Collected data
-- Begin --

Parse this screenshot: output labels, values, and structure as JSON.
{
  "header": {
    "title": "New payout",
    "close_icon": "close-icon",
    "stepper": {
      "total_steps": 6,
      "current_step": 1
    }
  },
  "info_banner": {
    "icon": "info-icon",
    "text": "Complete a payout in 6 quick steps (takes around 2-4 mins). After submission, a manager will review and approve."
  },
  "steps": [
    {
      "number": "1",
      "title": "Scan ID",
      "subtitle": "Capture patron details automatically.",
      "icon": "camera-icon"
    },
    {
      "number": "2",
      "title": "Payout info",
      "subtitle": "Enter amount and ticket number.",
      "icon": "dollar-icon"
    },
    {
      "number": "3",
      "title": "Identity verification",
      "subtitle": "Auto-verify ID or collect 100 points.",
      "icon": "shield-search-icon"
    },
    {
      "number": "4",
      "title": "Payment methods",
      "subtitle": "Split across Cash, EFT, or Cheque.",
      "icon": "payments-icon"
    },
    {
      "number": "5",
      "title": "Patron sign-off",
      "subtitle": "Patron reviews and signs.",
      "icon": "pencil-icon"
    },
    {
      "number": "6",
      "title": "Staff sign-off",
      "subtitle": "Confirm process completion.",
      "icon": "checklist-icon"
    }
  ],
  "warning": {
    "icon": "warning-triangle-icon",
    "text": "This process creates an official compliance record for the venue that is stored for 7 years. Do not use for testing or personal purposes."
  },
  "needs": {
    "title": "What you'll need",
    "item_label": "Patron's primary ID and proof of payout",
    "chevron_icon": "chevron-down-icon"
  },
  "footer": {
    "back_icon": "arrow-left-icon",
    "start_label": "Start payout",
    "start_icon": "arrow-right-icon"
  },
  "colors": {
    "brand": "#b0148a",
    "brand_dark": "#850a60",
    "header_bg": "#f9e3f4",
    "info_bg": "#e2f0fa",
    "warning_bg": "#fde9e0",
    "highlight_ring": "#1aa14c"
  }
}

-- End --

### [Exercise brief]
Each line of the material must be restated exactly.

### [Solution below]
Parse this screenshot: output labels, values, and structure as JSON.
{
  "header": {
    "title": "New payout",
    "close_icon": "close-icon",
    "stepper": {
      "total_steps": 6,
      "current_step": 1
    }
  },
  "info_banner": {
    "icon": "info-icon",
    "text": "Complete a payout in 6 quick steps (takes around 2-4 mins). After submission, a manager will review and approve."
  },
  "steps": [
    {
      "number": "1",
      "title": "Scan ID",
      "subtitle": "Capture patron details automatically.",
      "icon": "camera-icon"
    },
    {
      "number": "2",
      "title": "Payout info",
      "subtitle": "Enter amount and ticket number.",
      "icon": "dollar-icon"
    },
    {
      "number": "3",
      "title": "Identity verification",
      "subtitle": "Auto-verify ID or collect 100 points.",
      "icon": "shield-search-icon"
    },
    {
      "number": "4",
      "title": "Payment methods",
      "subtitle": "Split across Cash, EFT, or Cheque.",
      "icon": "payments-icon"
    },
    {
      "number": "5",
      "title": "Patron sign-off",
      "subtitle": "Patron reviews and signs.",
      "icon": "pencil-icon"
    },
    {
      "number": "6",
      "title": "Staff sign-off",
      "subtitle": "Confirm process completion.",
      "icon": "checklist-icon"
    }
  ],
  "warning": {
    "icon": "warning-triangle-icon",
    "text": "This process creates an official compliance record for the venue that is stored for 7 years. Do not use for testing or personal purposes."
  },
  "needs": {
    "title": "What you'll need",
    "item_label": "Patron's primary ID and proof of payout",
    "chevron_icon": "chevron-down-icon"
  },
  "footer": {
    "back_icon": "arrow-left-icon",
    "start_label": "Start payout",
    "start_icon": "arrow-right-icon"
  },
  "colors": {
    "brand": "#b0148a",
    "brand_dark": "#850a60",
    "header_bg": "#f9e3f4",
    "info_bg": "#e2f0fa",
    "warning_bg": "#fde9e0",
    "highlight_ring": "#1aa14c"
  }
}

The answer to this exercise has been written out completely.